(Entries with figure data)
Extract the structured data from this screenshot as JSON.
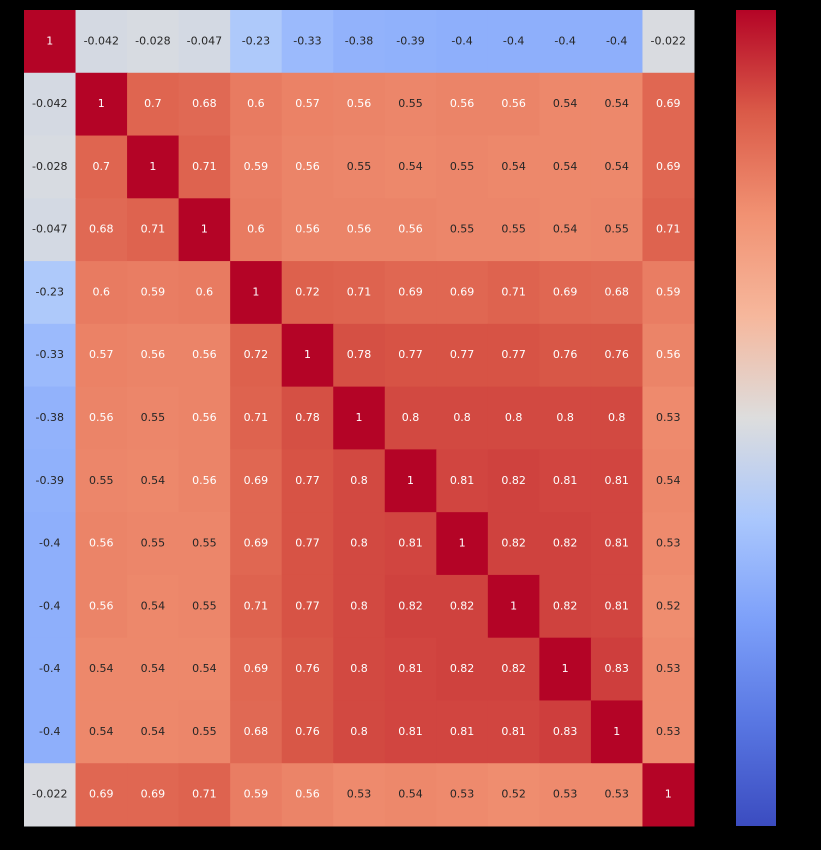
{
  "chart_data": {
    "type": "heatmap",
    "colormap": "coolwarm",
    "zlim": [
      -1,
      1
    ],
    "z": [
      [
        1,
        -0.042,
        -0.028,
        -0.047,
        -0.23,
        -0.33,
        -0.38,
        -0.39,
        -0.4,
        -0.4,
        -0.4,
        -0.4,
        -0.022
      ],
      [
        -0.042,
        1,
        0.7,
        0.68,
        0.6,
        0.57,
        0.56,
        0.55,
        0.56,
        0.56,
        0.54,
        0.54,
        0.69
      ],
      [
        -0.028,
        0.7,
        1,
        0.71,
        0.59,
        0.56,
        0.55,
        0.54,
        0.55,
        0.54,
        0.54,
        0.54,
        0.69
      ],
      [
        -0.047,
        0.68,
        0.71,
        1,
        0.6,
        0.56,
        0.56,
        0.56,
        0.55,
        0.55,
        0.54,
        0.55,
        0.71
      ],
      [
        -0.23,
        0.6,
        0.59,
        0.6,
        1,
        0.72,
        0.71,
        0.69,
        0.69,
        0.71,
        0.69,
        0.68,
        0.59
      ],
      [
        -0.33,
        0.57,
        0.56,
        0.56,
        0.72,
        1,
        0.78,
        0.77,
        0.77,
        0.77,
        0.76,
        0.76,
        0.56
      ],
      [
        -0.38,
        0.56,
        0.55,
        0.56,
        0.71,
        0.78,
        1,
        0.8,
        0.8,
        0.8,
        0.8,
        0.8,
        0.53
      ],
      [
        -0.39,
        0.55,
        0.54,
        0.56,
        0.69,
        0.77,
        0.8,
        1,
        0.81,
        0.82,
        0.81,
        0.81,
        0.54
      ],
      [
        -0.4,
        0.56,
        0.55,
        0.55,
        0.69,
        0.77,
        0.8,
        0.81,
        1,
        0.82,
        0.82,
        0.81,
        0.53
      ],
      [
        -0.4,
        0.56,
        0.54,
        0.55,
        0.71,
        0.77,
        0.8,
        0.82,
        0.82,
        1,
        0.82,
        0.81,
        0.52
      ],
      [
        -0.4,
        0.54,
        0.54,
        0.54,
        0.69,
        0.76,
        0.8,
        0.81,
        0.82,
        0.82,
        1,
        0.83,
        0.53
      ],
      [
        -0.4,
        0.54,
        0.54,
        0.55,
        0.68,
        0.76,
        0.8,
        0.81,
        0.81,
        0.81,
        0.83,
        1,
        0.53
      ],
      [
        -0.022,
        0.69,
        0.69,
        0.71,
        0.59,
        0.56,
        0.53,
        0.54,
        0.53,
        0.52,
        0.53,
        0.53,
        1
      ]
    ]
  }
}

:: INSTRUCTIONS TO FOLLOW ::
Copy the entries above faithfully and omit every image.

:: EXERCISE SOLUTION ::
Extract the structured data from this screenshot as JSON.
{
  "chart_data": {
    "type": "heatmap",
    "colormap": "coolwarm",
    "zlim": [
      -1,
      1
    ],
    "z": [
      [
        1,
        -0.042,
        -0.028,
        -0.047,
        -0.23,
        -0.33,
        -0.38,
        -0.39,
        -0.4,
        -0.4,
        -0.4,
        -0.4,
        -0.022
      ],
      [
        -0.042,
        1,
        0.7,
        0.68,
        0.6,
        0.57,
        0.56,
        0.55,
        0.56,
        0.56,
        0.54,
        0.54,
        0.69
      ],
      [
        -0.028,
        0.7,
        1,
        0.71,
        0.59,
        0.56,
        0.55,
        0.54,
        0.55,
        0.54,
        0.54,
        0.54,
        0.69
      ],
      [
        -0.047,
        0.68,
        0.71,
        1,
        0.6,
        0.56,
        0.56,
        0.56,
        0.55,
        0.55,
        0.54,
        0.55,
        0.71
      ],
      [
        -0.23,
        0.6,
        0.59,
        0.6,
        1,
        0.72,
        0.71,
        0.69,
        0.69,
        0.71,
        0.69,
        0.68,
        0.59
      ],
      [
        -0.33,
        0.57,
        0.56,
        0.56,
        0.72,
        1,
        0.78,
        0.77,
        0.77,
        0.77,
        0.76,
        0.76,
        0.56
      ],
      [
        -0.38,
        0.56,
        0.55,
        0.56,
        0.71,
        0.78,
        1,
        0.8,
        0.8,
        0.8,
        0.8,
        0.8,
        0.53
      ],
      [
        -0.39,
        0.55,
        0.54,
        0.56,
        0.69,
        0.77,
        0.8,
        1,
        0.81,
        0.82,
        0.81,
        0.81,
        0.54
      ],
      [
        -0.4,
        0.56,
        0.55,
        0.55,
        0.69,
        0.77,
        0.8,
        0.81,
        1,
        0.82,
        0.82,
        0.81,
        0.53
      ],
      [
        -0.4,
        0.56,
        0.54,
        0.55,
        0.71,
        0.77,
        0.8,
        0.82,
        0.82,
        1,
        0.82,
        0.81,
        0.52
      ],
      [
        -0.4,
        0.54,
        0.54,
        0.54,
        0.69,
        0.76,
        0.8,
        0.81,
        0.82,
        0.82,
        1,
        0.83,
        0.53
      ],
      [
        -0.4,
        0.54,
        0.54,
        0.55,
        0.68,
        0.76,
        0.8,
        0.81,
        0.81,
        0.81,
        0.83,
        1,
        0.53
      ],
      [
        -0.022,
        0.69,
        0.69,
        0.71,
        0.59,
        0.56,
        0.53,
        0.54,
        0.53,
        0.52,
        0.53,
        0.53,
        1
      ]
    ]
  }
}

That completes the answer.